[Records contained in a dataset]
━━━━━━━━━━

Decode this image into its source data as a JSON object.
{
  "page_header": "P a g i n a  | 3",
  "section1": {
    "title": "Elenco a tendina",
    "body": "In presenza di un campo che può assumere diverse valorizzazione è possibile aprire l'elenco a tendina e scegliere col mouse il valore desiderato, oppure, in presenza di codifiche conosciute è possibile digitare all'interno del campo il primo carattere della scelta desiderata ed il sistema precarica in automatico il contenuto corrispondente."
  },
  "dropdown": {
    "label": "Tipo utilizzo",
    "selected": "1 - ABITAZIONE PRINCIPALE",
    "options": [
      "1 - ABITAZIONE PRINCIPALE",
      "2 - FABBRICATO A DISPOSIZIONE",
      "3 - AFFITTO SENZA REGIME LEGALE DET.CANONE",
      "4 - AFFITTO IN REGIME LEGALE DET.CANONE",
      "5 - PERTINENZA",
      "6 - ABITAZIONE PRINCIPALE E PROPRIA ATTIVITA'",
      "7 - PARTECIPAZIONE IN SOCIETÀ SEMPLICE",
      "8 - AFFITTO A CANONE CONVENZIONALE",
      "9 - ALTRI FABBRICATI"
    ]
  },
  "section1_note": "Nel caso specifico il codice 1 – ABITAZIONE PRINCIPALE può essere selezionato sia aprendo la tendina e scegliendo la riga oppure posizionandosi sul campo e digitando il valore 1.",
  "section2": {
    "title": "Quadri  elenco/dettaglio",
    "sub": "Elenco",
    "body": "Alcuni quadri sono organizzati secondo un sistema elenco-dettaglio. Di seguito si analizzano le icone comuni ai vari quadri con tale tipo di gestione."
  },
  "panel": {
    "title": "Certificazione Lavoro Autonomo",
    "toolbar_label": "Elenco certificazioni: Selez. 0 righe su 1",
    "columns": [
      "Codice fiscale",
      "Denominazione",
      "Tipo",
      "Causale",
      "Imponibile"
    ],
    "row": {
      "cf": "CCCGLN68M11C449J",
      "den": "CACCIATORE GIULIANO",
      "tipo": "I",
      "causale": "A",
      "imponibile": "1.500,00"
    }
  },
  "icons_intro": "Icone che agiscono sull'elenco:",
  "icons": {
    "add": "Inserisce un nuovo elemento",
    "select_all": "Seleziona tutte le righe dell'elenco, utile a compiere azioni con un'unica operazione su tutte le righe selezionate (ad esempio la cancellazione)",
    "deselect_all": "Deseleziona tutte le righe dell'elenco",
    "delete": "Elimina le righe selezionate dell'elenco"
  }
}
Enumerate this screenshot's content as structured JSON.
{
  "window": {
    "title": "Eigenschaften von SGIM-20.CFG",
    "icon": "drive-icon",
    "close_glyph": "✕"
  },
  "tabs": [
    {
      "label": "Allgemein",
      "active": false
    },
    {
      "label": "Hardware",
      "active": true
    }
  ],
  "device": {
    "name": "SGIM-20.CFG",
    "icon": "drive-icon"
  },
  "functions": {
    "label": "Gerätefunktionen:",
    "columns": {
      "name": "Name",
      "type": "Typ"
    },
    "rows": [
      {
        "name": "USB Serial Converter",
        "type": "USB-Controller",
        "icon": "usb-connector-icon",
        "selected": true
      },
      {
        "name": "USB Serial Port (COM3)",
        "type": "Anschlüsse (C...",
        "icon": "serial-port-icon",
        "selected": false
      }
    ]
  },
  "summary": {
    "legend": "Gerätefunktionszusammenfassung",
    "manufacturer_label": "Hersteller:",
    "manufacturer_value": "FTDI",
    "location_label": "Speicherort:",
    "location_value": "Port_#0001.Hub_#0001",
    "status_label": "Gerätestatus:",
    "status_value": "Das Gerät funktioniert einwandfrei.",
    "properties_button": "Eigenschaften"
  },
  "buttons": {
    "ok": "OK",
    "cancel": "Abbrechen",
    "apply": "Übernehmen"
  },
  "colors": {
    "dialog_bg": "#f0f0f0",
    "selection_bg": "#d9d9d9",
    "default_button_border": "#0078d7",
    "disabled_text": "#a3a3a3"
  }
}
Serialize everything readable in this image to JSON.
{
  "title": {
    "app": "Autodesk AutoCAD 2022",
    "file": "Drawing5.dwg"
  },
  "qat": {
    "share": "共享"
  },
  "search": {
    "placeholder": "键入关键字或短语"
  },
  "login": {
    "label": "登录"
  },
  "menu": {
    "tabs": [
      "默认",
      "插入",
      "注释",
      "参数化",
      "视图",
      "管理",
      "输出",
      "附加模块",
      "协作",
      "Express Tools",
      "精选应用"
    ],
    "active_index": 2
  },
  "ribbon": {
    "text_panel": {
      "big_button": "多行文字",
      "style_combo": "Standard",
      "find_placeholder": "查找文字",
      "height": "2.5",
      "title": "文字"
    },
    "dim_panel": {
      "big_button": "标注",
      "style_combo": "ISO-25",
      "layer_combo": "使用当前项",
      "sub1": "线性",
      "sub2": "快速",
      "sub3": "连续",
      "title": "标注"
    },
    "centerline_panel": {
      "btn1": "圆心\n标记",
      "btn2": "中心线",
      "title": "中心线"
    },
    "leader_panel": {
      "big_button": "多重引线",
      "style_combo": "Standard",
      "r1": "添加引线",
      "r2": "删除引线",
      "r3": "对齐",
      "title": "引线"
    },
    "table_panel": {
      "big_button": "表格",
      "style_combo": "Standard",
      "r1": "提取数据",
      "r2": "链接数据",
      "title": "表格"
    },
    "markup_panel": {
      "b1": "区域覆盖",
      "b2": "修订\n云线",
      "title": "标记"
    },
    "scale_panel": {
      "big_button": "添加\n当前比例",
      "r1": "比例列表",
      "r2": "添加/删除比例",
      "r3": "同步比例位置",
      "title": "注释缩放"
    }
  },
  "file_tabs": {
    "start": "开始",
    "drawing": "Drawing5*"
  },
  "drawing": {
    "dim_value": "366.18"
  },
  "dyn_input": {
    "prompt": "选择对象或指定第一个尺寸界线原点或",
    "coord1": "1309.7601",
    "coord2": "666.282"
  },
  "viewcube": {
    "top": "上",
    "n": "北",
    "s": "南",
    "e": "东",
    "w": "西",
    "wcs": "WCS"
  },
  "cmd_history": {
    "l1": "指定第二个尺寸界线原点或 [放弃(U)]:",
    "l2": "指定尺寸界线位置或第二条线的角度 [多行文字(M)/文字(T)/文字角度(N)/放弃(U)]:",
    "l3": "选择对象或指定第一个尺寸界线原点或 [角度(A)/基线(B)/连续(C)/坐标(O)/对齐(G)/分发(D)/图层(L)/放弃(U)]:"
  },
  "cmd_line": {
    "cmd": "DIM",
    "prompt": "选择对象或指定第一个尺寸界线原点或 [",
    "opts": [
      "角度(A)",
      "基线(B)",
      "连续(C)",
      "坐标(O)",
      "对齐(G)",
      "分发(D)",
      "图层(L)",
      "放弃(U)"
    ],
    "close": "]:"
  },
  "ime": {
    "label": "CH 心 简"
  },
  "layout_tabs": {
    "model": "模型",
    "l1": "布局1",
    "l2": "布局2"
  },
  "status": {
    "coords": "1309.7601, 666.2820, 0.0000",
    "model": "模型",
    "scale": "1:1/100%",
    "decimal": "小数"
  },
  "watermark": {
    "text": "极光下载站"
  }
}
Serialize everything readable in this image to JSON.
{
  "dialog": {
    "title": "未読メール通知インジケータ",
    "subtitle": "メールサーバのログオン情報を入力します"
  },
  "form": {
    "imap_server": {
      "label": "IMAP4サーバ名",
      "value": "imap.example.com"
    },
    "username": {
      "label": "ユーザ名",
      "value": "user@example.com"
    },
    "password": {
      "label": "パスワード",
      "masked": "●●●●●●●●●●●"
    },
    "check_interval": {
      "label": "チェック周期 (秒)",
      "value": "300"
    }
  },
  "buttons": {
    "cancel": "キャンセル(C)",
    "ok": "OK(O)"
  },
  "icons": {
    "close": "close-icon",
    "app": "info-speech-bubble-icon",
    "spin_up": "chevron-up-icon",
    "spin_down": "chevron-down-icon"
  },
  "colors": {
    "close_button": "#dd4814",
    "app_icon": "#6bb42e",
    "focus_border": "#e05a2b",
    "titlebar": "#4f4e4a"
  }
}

━━━━━━━━━━

Objective:
Among these entries, how many lines include the string "选择对象或指定第一个尺寸界线原点或"? Reply with the number by itself.

Answer in full:
3